** ENTRIES SUPPLIED **
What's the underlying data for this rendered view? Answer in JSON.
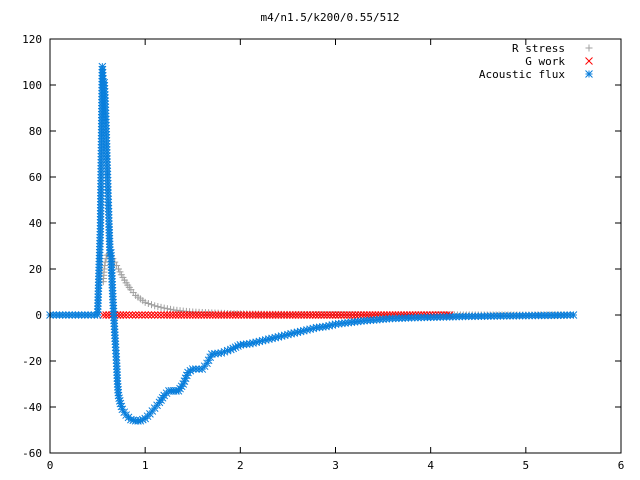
{
  "chart_data": {
    "type": "scatter",
    "title": "m4/n1.5/k200/0.55/512",
    "xlabel": "",
    "ylabel": "",
    "xlim": [
      0,
      6
    ],
    "ylim": [
      -60,
      120
    ],
    "xticks": [
      "0",
      "1",
      "2",
      "3",
      "4",
      "5",
      "6"
    ],
    "yticks": [
      "-60",
      "-40",
      "-20",
      "0",
      "20",
      "40",
      "60",
      "80",
      "100",
      "120"
    ],
    "grid": false,
    "legend": "top-right",
    "series": [
      {
        "name": "R stress",
        "marker": "plus",
        "color": "#a0a0a0",
        "points": [
          [
            0.56,
            14.5
          ],
          [
            0.57,
            20
          ],
          [
            0.58,
            23
          ],
          [
            0.6,
            26
          ],
          [
            0.62,
            26.5
          ],
          [
            0.64,
            25.5
          ],
          [
            0.66,
            24.5
          ],
          [
            0.68,
            23
          ],
          [
            0.7,
            21.5
          ],
          [
            0.72,
            20
          ],
          [
            0.75,
            17.5
          ],
          [
            0.8,
            14
          ],
          [
            0.85,
            11
          ],
          [
            0.9,
            8.5
          ],
          [
            0.95,
            7
          ],
          [
            1.0,
            5.5
          ],
          [
            1.1,
            4
          ],
          [
            1.2,
            3
          ],
          [
            1.3,
            2.2
          ],
          [
            1.4,
            1.7
          ],
          [
            1.5,
            1.3
          ],
          [
            1.7,
            0.9
          ],
          [
            1.9,
            0.6
          ],
          [
            2.1,
            0.4
          ],
          [
            2.4,
            0.3
          ],
          [
            2.8,
            0.2
          ],
          [
            3.2,
            0.1
          ],
          [
            3.6,
            0.05
          ],
          [
            4.0,
            0.03
          ],
          [
            4.5,
            0.02
          ],
          [
            5.0,
            0.01
          ],
          [
            5.5,
            0.0
          ]
        ]
      },
      {
        "name": "G work",
        "marker": "cross",
        "color": "#ff0000",
        "points": [
          [
            0.56,
            0
          ],
          [
            0.8,
            0
          ],
          [
            1.0,
            0
          ],
          [
            1.2,
            0
          ],
          [
            1.5,
            0
          ],
          [
            1.8,
            0
          ],
          [
            2.1,
            0
          ],
          [
            2.4,
            0
          ],
          [
            2.7,
            0
          ],
          [
            3.0,
            0
          ],
          [
            3.3,
            0
          ],
          [
            3.6,
            0
          ],
          [
            3.9,
            0
          ],
          [
            4.2,
            0
          ]
        ]
      },
      {
        "name": "Acoustic flux",
        "marker": "star",
        "color": "#0a7fdc",
        "points": [
          [
            0.0,
            0
          ],
          [
            0.1,
            0
          ],
          [
            0.2,
            0
          ],
          [
            0.3,
            0
          ],
          [
            0.4,
            0
          ],
          [
            0.5,
            0
          ],
          [
            0.53,
            37.5
          ],
          [
            0.55,
            108
          ],
          [
            0.56,
            100
          ],
          [
            0.57,
            101
          ],
          [
            0.58,
            93
          ],
          [
            0.59,
            81
          ],
          [
            0.6,
            66.5
          ],
          [
            0.61,
            53
          ],
          [
            0.62,
            39.5
          ],
          [
            0.63,
            27
          ],
          [
            0.64,
            27
          ],
          [
            0.65,
            17
          ],
          [
            0.66,
            8
          ],
          [
            0.68,
            -7.5
          ],
          [
            0.69,
            -14
          ],
          [
            0.7,
            -21
          ],
          [
            0.71,
            -30
          ],
          [
            0.72,
            -35
          ],
          [
            0.74,
            -38.5
          ],
          [
            0.76,
            -41
          ],
          [
            0.8,
            -43.5
          ],
          [
            0.85,
            -45.5
          ],
          [
            0.9,
            -46
          ],
          [
            0.95,
            -46
          ],
          [
            1.0,
            -45
          ],
          [
            1.05,
            -43
          ],
          [
            1.1,
            -40.5
          ],
          [
            1.15,
            -38
          ],
          [
            1.2,
            -35
          ],
          [
            1.25,
            -33
          ],
          [
            1.3,
            -33
          ],
          [
            1.35,
            -33
          ],
          [
            1.4,
            -30
          ],
          [
            1.45,
            -25
          ],
          [
            1.5,
            -23.5
          ],
          [
            1.6,
            -23.5
          ],
          [
            1.65,
            -21
          ],
          [
            1.7,
            -17
          ],
          [
            1.8,
            -16.5
          ],
          [
            1.9,
            -15
          ],
          [
            2.0,
            -13
          ],
          [
            2.1,
            -12.5
          ],
          [
            2.2,
            -11.5
          ],
          [
            2.3,
            -10.5
          ],
          [
            2.4,
            -9.5
          ],
          [
            2.5,
            -8.5
          ],
          [
            2.6,
            -7.5
          ],
          [
            2.7,
            -6.5
          ],
          [
            2.8,
            -5.5
          ],
          [
            2.9,
            -5
          ],
          [
            3.0,
            -4
          ],
          [
            3.1,
            -3.5
          ],
          [
            3.2,
            -3
          ],
          [
            3.3,
            -2.5
          ],
          [
            3.4,
            -2.2
          ],
          [
            3.5,
            -1.8
          ],
          [
            3.6,
            -1.5
          ],
          [
            3.8,
            -1.2
          ],
          [
            4.0,
            -1
          ],
          [
            4.2,
            -0.8
          ],
          [
            4.4,
            -0.6
          ],
          [
            4.6,
            -0.5
          ],
          [
            4.8,
            -0.4
          ],
          [
            5.0,
            -0.3
          ],
          [
            5.2,
            -0.2
          ],
          [
            5.4,
            -0.1
          ],
          [
            5.5,
            0
          ]
        ]
      }
    ]
  }
}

** EXERCISE DETAILS **
Copy the listing exactly. Any image in it stays out of the copy.

** CORRECT RESPONSE **
What's the underlying data for this rendered view? Answer in JSON.
{
  "chart_data": {
    "type": "scatter",
    "title": "m4/n1.5/k200/0.55/512",
    "xlabel": "",
    "ylabel": "",
    "xlim": [
      0,
      6
    ],
    "ylim": [
      -60,
      120
    ],
    "xticks": [
      "0",
      "1",
      "2",
      "3",
      "4",
      "5",
      "6"
    ],
    "yticks": [
      "-60",
      "-40",
      "-20",
      "0",
      "20",
      "40",
      "60",
      "80",
      "100",
      "120"
    ],
    "grid": false,
    "legend": "top-right",
    "series": [
      {
        "name": "R stress",
        "marker": "plus",
        "color": "#a0a0a0",
        "points": [
          [
            0.56,
            14.5
          ],
          [
            0.57,
            20
          ],
          [
            0.58,
            23
          ],
          [
            0.6,
            26
          ],
          [
            0.62,
            26.5
          ],
          [
            0.64,
            25.5
          ],
          [
            0.66,
            24.5
          ],
          [
            0.68,
            23
          ],
          [
            0.7,
            21.5
          ],
          [
            0.72,
            20
          ],
          [
            0.75,
            17.5
          ],
          [
            0.8,
            14
          ],
          [
            0.85,
            11
          ],
          [
            0.9,
            8.5
          ],
          [
            0.95,
            7
          ],
          [
            1.0,
            5.5
          ],
          [
            1.1,
            4
          ],
          [
            1.2,
            3
          ],
          [
            1.3,
            2.2
          ],
          [
            1.4,
            1.7
          ],
          [
            1.5,
            1.3
          ],
          [
            1.7,
            0.9
          ],
          [
            1.9,
            0.6
          ],
          [
            2.1,
            0.4
          ],
          [
            2.4,
            0.3
          ],
          [
            2.8,
            0.2
          ],
          [
            3.2,
            0.1
          ],
          [
            3.6,
            0.05
          ],
          [
            4.0,
            0.03
          ],
          [
            4.5,
            0.02
          ],
          [
            5.0,
            0.01
          ],
          [
            5.5,
            0.0
          ]
        ]
      },
      {
        "name": "G work",
        "marker": "cross",
        "color": "#ff0000",
        "points": [
          [
            0.56,
            0
          ],
          [
            0.8,
            0
          ],
          [
            1.0,
            0
          ],
          [
            1.2,
            0
          ],
          [
            1.5,
            0
          ],
          [
            1.8,
            0
          ],
          [
            2.1,
            0
          ],
          [
            2.4,
            0
          ],
          [
            2.7,
            0
          ],
          [
            3.0,
            0
          ],
          [
            3.3,
            0
          ],
          [
            3.6,
            0
          ],
          [
            3.9,
            0
          ],
          [
            4.2,
            0
          ]
        ]
      },
      {
        "name": "Acoustic flux",
        "marker": "star",
        "color": "#0a7fdc",
        "points": [
          [
            0.0,
            0
          ],
          [
            0.1,
            0
          ],
          [
            0.2,
            0
          ],
          [
            0.3,
            0
          ],
          [
            0.4,
            0
          ],
          [
            0.5,
            0
          ],
          [
            0.53,
            37.5
          ],
          [
            0.55,
            108
          ],
          [
            0.56,
            100
          ],
          [
            0.57,
            101
          ],
          [
            0.58,
            93
          ],
          [
            0.59,
            81
          ],
          [
            0.6,
            66.5
          ],
          [
            0.61,
            53
          ],
          [
            0.62,
            39.5
          ],
          [
            0.63,
            27
          ],
          [
            0.64,
            27
          ],
          [
            0.65,
            17
          ],
          [
            0.66,
            8
          ],
          [
            0.68,
            -7.5
          ],
          [
            0.69,
            -14
          ],
          [
            0.7,
            -21
          ],
          [
            0.71,
            -30
          ],
          [
            0.72,
            -35
          ],
          [
            0.74,
            -38.5
          ],
          [
            0.76,
            -41
          ],
          [
            0.8,
            -43.5
          ],
          [
            0.85,
            -45.5
          ],
          [
            0.9,
            -46
          ],
          [
            0.95,
            -46
          ],
          [
            1.0,
            -45
          ],
          [
            1.05,
            -43
          ],
          [
            1.1,
            -40.5
          ],
          [
            1.15,
            -38
          ],
          [
            1.2,
            -35
          ],
          [
            1.25,
            -33
          ],
          [
            1.3,
            -33
          ],
          [
            1.35,
            -33
          ],
          [
            1.4,
            -30
          ],
          [
            1.45,
            -25
          ],
          [
            1.5,
            -23.5
          ],
          [
            1.6,
            -23.5
          ],
          [
            1.65,
            -21
          ],
          [
            1.7,
            -17
          ],
          [
            1.8,
            -16.5
          ],
          [
            1.9,
            -15
          ],
          [
            2.0,
            -13
          ],
          [
            2.1,
            -12.5
          ],
          [
            2.2,
            -11.5
          ],
          [
            2.3,
            -10.5
          ],
          [
            2.4,
            -9.5
          ],
          [
            2.5,
            -8.5
          ],
          [
            2.6,
            -7.5
          ],
          [
            2.7,
            -6.5
          ],
          [
            2.8,
            -5.5
          ],
          [
            2.9,
            -5
          ],
          [
            3.0,
            -4
          ],
          [
            3.1,
            -3.5
          ],
          [
            3.2,
            -3
          ],
          [
            3.3,
            -2.5
          ],
          [
            3.4,
            -2.2
          ],
          [
            3.5,
            -1.8
          ],
          [
            3.6,
            -1.5
          ],
          [
            3.8,
            -1.2
          ],
          [
            4.0,
            -1
          ],
          [
            4.2,
            -0.8
          ],
          [
            4.4,
            -0.6
          ],
          [
            4.6,
            -0.5
          ],
          [
            4.8,
            -0.4
          ],
          [
            5.0,
            -0.3
          ],
          [
            5.2,
            -0.2
          ],
          [
            5.4,
            -0.1
          ],
          [
            5.5,
            0
          ]
        ]
      }
    ]
  }
}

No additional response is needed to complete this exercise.